#### [SOURCE DOCUMENT]

Measure 91 can take your home: Marijuana speech 34
Honorable Public Servants,
If Measure 91 passes, people will not
just be busted for growing and storing enough pot for their own use; they will
lose their homes to the Oregon Liquor Control Commission. The measure allows 4 plants but only 8 ounces
of “usable marijuana,” dried bud and leaf, per household, not per adult. 8 ounces, a half-pound, is enough per year for
only one person who smokes only in the evening.
The poor often must live several adults to a household, and we need to
grow by sunlight, which allows for only one good crop per year.
The exceptions to the licensing rules,
listed in Section 6, also restrict a household to one pound of marijuana
products, like cookies, and 72 ounces of liquid marijuana, which can only be
vegetable glycerin extract, the only exception defined in Section 5 to “marijuana
extracts,” which are forbidden in Section 57.
If your household falls outside of these
exceptions to licensing in Section 6, you are subject to the licensing rules. Without a license, you are automatically
violating those rules, so being caught with too much marijuana or its products
subjects you to the penalties for violating sections 3-30 or 45-70.

#### [THINGS TO DO]
• A. Check each statement against the Measure 91 speech and answer yes or no, quoting the words of the speech that settle it: (i) the measure allows 4 plants per household; (ii) marijuana extracts are forbidden in Section 6; (iii) a household may have 72 ounces of liquid marijuana.
• B. List every section number or section range that the Measure 91 speech cites.
• C. Reproduce the Measure 91 speech from "The poor often" to "3-30 or 45-70.".
The records play no part in this work.

#### [DATA LINES]

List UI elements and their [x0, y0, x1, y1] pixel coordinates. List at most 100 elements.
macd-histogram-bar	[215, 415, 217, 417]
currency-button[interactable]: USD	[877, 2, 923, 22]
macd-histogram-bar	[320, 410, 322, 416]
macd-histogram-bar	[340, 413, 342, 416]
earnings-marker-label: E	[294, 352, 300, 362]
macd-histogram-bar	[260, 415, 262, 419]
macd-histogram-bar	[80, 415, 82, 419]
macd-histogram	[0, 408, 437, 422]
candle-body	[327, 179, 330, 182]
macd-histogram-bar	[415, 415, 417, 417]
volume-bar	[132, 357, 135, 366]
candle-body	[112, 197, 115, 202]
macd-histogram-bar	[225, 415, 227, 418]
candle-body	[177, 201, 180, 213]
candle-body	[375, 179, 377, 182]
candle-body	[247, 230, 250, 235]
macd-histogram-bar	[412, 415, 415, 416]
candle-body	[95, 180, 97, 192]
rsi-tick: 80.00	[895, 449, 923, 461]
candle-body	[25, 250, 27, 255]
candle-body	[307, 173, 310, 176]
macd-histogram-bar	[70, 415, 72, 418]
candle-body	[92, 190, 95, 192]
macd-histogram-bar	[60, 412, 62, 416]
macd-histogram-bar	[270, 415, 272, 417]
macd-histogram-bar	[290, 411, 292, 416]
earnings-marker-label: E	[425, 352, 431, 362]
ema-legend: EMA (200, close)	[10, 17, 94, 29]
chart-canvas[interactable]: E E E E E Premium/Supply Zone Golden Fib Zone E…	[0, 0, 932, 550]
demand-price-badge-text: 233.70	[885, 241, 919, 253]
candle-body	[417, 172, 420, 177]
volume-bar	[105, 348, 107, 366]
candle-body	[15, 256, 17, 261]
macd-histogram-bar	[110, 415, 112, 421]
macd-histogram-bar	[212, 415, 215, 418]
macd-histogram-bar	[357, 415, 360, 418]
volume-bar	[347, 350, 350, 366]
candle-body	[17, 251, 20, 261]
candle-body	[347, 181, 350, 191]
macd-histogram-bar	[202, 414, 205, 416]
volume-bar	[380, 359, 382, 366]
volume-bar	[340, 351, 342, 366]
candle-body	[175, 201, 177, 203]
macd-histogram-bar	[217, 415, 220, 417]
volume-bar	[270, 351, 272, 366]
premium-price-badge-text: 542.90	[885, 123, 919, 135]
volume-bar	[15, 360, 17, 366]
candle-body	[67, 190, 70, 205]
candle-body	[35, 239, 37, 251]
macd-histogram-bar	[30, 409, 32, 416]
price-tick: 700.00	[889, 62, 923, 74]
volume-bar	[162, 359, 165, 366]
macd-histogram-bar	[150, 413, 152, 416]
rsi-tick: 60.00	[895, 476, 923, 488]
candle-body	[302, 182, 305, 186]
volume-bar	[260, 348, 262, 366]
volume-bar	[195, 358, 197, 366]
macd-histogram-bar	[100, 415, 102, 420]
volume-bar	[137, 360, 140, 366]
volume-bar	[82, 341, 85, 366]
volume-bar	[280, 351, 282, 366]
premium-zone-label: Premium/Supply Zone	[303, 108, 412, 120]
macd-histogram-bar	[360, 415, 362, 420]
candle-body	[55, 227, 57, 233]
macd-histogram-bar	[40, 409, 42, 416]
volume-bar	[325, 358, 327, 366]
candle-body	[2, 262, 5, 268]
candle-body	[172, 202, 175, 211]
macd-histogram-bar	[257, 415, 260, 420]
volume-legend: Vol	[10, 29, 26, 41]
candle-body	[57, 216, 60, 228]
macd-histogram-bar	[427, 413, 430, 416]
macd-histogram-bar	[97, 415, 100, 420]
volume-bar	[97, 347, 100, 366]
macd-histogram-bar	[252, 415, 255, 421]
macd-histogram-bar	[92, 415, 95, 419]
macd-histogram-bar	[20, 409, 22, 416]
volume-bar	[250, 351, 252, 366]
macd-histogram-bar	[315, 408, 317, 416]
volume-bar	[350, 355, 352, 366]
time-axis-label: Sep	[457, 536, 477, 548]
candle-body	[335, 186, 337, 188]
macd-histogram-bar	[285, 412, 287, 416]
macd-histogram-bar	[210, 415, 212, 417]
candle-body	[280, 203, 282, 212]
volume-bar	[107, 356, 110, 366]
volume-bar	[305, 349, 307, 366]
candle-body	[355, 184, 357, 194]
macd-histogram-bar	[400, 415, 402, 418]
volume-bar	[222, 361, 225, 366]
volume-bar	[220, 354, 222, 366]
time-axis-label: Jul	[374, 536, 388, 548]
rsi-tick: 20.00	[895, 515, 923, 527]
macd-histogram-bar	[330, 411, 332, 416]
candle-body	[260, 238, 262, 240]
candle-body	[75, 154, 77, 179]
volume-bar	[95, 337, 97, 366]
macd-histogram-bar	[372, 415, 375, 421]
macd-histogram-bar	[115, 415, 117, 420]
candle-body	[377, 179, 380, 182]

#### [TASK-BY-TASK ANSWERS]
• A.
(i) Yes: "The measure allows 4 plants but only 8 ounces of “usable marijuana,” dried bud and leaf, per household, not per adult."
(ii) No: "“marijuana extracts,” which are forbidden in Section 57."
(iii) Yes: "72 ounces of liquid marijuana"

• B. Section 6; Section 5; Section 57; sections 3-30; sections 45-70

• C.
The poor often must live several adults to a household, and we need to
grow by sunlight, which allows for only one good crop per year.
The exceptions to the licensing rules,
listed in Section 6, also restrict a household to one pound of marijuana
products, like cookies, and 72 ounces of liquid marijuana, which can only be
vegetable glycerin extract, the only exception defined in Section 5 to “marijuana
extracts,” which are forbidden in Section 57.
If your household falls outside of these
exceptions to licensing in Section 6, you are subject to the licensing rules. Without a license, you are automatically
violating those rules, so being caught with too much marijuana or its products
subjects you to the penalties for violating sections 3-30 or 45-70.